Your task ->
Your task is to copy every line of this material exactly.

Records provided ->
────────────────────────────────────────

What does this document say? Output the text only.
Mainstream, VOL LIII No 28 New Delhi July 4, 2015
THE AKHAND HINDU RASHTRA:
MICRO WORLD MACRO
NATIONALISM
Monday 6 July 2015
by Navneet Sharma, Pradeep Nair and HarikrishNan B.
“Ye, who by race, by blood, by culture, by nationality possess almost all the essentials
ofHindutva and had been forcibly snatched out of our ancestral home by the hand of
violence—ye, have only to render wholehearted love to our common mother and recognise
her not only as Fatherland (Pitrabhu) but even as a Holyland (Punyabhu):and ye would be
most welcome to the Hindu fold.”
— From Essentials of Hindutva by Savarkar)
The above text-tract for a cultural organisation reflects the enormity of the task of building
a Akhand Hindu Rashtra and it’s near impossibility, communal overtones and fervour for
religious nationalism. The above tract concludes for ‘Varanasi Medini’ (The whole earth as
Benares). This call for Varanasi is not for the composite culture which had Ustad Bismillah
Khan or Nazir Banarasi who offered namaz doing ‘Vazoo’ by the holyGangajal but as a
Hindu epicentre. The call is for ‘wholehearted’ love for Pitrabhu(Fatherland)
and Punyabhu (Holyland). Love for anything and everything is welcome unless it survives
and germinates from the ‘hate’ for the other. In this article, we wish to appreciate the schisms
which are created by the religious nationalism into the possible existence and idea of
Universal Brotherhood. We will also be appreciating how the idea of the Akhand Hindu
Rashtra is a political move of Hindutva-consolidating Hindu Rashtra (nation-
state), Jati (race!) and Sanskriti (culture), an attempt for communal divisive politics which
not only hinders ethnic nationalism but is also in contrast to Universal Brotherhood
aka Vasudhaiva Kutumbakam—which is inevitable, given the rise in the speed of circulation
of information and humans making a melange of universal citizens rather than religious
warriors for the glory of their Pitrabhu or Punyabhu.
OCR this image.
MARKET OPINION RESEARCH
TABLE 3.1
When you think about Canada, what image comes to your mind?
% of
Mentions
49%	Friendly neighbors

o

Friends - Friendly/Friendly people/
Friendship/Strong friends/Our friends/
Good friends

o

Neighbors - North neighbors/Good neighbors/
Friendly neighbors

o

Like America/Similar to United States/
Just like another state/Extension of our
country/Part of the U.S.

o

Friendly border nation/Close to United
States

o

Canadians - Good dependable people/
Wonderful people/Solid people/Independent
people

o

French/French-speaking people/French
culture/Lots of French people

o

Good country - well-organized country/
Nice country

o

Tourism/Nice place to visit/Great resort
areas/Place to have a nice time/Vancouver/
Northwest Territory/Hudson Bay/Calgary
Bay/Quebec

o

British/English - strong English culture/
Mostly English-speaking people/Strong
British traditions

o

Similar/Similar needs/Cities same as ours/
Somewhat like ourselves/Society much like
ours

────────────────────────────────────────

Output below ->
What does this document say? Output the text only.
Mainstream, VOL LIII No 28 New Delhi July 4, 2015
THE AKHAND HINDU RASHTRA:
MICRO WORLD MACRO
NATIONALISM
Monday 6 July 2015
by Navneet Sharma, Pradeep Nair and HarikrishNan B.
“Ye, who by race, by blood, by culture, by nationality possess almost all the essentials
ofHindutva and had been forcibly snatched out of our ancestral home by the hand of
violence—ye, have only to render wholehearted love to our common mother and recognise
her not only as Fatherland (Pitrabhu) but even as a Holyland (Punyabhu):and ye would be
most welcome to the Hindu fold.”
— From Essentials of Hindutva by Savarkar)
The above text-tract for a cultural organisation reflects the enormity of the task of building
a Akhand Hindu Rashtra and it’s near impossibility, communal overtones and fervour for
religious nationalism. The above tract concludes for ‘Varanasi Medini’ (The whole earth as
Benares). This call for Varanasi is not for the composite culture which had Ustad Bismillah
Khan or Nazir Banarasi who offered namaz doing ‘Vazoo’ by the holyGangajal but as a
Hindu epicentre. The call is for ‘wholehearted’ love for Pitrabhu(Fatherland)
and Punyabhu (Holyland). Love for anything and everything is welcome unless it survives
and germinates from the ‘hate’ for the other. In this article, we wish to appreciate the schisms
which are created by the religious nationalism into the possible existence and idea of
Universal Brotherhood. We will also be appreciating how the idea of the Akhand Hindu
Rashtra is a political move of Hindutva-consolidating Hindu Rashtra (nation-
state), Jati (race!) and Sanskriti (culture), an attempt for communal divisive politics which
not only hinders ethnic nationalism but is also in contrast to Universal Brotherhood
aka Vasudhaiva Kutumbakam—which is inevitable, given the rise in the speed of circulation
of information and humans making a melange of universal citizens rather than religious
warriors for the glory of their Pitrabhu or Punyabhu.
OCR this image.
MARKET OPINION RESEARCH
TABLE 3.1
When you think about Canada, what image comes to your mind?
% of
Mentions
49%	Friendly neighbors

o

Friends - Friendly/Friendly people/
Friendship/Strong friends/Our friends/
Good friends

o

Neighbors - North neighbors/Good neighbors/
Friendly neighbors

o

Like America/Similar to United States/
Just like another state/Extension of our
country/Part of the U.S.

o

Friendly border nation/Close to United
States

o

Canadians - Good dependable people/
Wonderful people/Solid people/Independent
people

o

French/French-speaking people/French
culture/Lots of French people

o

Good country - well-organized country/
Nice country

o

Tourism/Nice place to visit/Great resort
areas/Place to have a nice time/Vancouver/
Northwest Territory/Hudson Bay/Calgary
Bay/Quebec

o

British/English - strong English culture/
Mostly English-speaking people/Strong
British traditions

o

Similar/Similar needs/Cities same as ours/
Somewhat like ourselves/Society much like
ours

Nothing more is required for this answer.